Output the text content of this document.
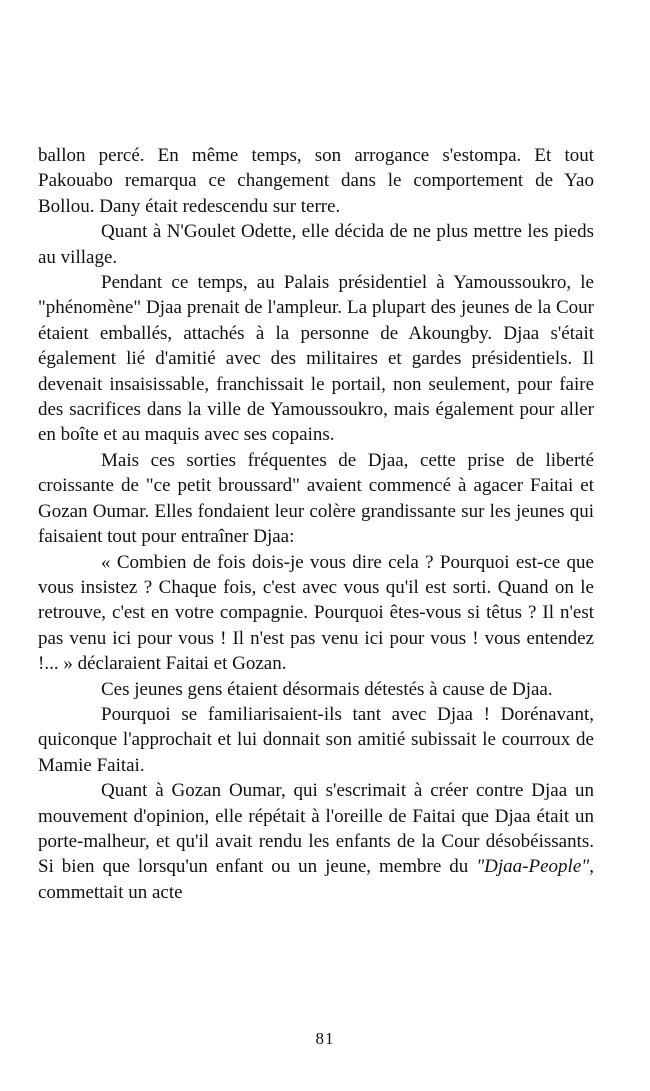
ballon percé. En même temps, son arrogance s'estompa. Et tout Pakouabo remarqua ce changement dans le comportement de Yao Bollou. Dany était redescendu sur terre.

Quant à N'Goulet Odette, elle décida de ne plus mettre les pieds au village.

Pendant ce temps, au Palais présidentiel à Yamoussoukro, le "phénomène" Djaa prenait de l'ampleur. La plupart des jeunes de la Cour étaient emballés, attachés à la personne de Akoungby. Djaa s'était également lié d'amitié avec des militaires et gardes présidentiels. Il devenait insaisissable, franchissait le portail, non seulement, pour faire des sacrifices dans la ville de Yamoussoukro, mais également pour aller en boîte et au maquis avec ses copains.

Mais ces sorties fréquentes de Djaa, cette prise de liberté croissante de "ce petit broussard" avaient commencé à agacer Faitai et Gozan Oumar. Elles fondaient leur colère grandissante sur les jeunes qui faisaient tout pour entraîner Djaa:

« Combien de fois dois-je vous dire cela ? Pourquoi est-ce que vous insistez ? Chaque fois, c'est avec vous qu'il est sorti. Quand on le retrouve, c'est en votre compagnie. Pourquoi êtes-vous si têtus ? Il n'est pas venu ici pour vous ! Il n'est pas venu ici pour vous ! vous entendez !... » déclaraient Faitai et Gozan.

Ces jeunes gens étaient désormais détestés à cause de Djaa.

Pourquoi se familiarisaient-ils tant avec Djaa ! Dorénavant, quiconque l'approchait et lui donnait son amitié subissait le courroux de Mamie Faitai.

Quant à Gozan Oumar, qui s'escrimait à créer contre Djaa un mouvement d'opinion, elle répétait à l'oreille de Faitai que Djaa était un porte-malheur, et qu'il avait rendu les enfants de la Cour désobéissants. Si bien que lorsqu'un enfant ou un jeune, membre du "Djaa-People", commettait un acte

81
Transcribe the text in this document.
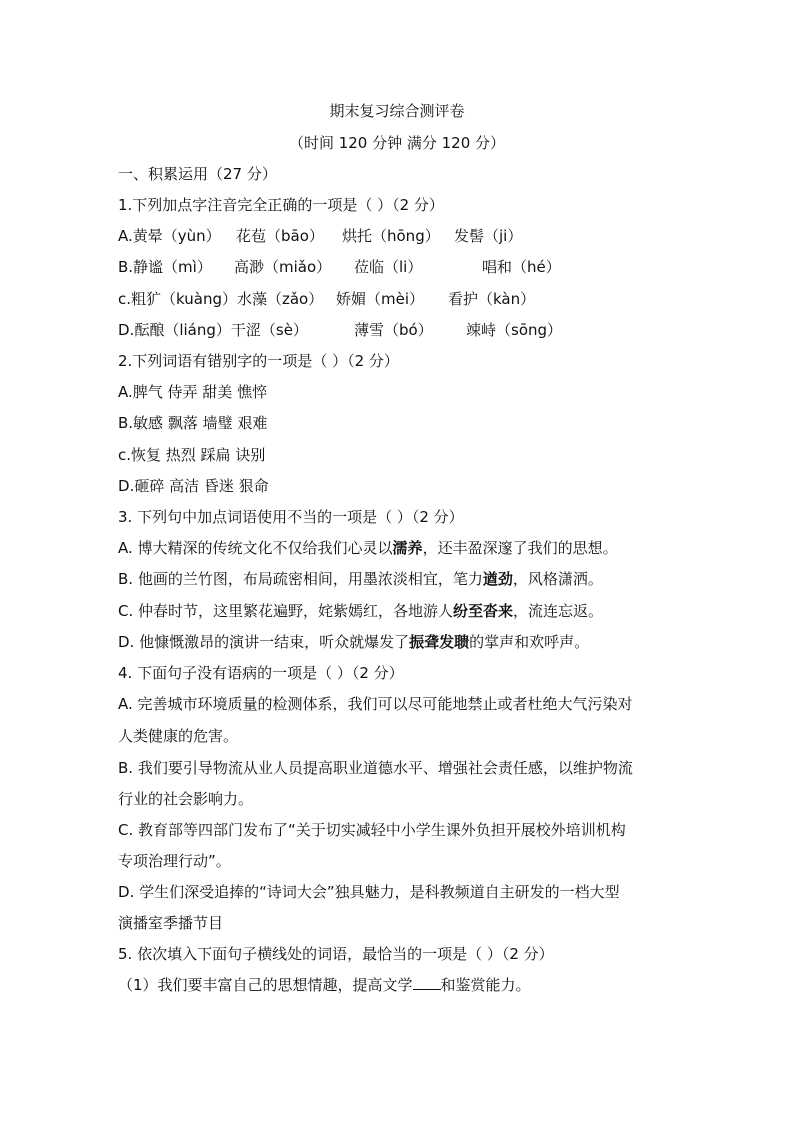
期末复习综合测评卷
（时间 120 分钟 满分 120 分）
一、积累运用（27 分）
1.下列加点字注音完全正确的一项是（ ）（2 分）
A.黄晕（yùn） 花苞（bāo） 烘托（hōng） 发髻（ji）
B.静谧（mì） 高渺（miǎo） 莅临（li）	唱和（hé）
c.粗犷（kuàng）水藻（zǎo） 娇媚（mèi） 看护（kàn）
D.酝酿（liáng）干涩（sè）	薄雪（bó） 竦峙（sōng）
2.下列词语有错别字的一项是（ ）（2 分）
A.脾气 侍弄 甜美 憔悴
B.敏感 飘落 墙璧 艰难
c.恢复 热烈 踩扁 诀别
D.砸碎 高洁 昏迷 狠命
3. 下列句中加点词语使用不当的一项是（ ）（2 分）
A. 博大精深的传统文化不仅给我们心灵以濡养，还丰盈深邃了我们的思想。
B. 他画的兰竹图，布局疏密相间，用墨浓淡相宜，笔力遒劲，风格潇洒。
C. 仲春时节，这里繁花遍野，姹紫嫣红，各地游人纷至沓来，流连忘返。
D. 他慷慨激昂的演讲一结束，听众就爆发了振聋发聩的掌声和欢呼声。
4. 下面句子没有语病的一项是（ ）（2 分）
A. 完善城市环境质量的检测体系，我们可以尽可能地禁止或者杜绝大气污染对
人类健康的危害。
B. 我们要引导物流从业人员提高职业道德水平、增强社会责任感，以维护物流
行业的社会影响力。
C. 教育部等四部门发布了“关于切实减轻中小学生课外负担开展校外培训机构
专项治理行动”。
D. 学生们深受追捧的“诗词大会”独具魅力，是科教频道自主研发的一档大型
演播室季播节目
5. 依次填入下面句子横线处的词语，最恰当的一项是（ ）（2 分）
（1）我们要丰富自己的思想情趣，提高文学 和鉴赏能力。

*STATED GOAL*
Give only the number of lines in the data that include the string "amitié".

*EXERCISE RESULT*
2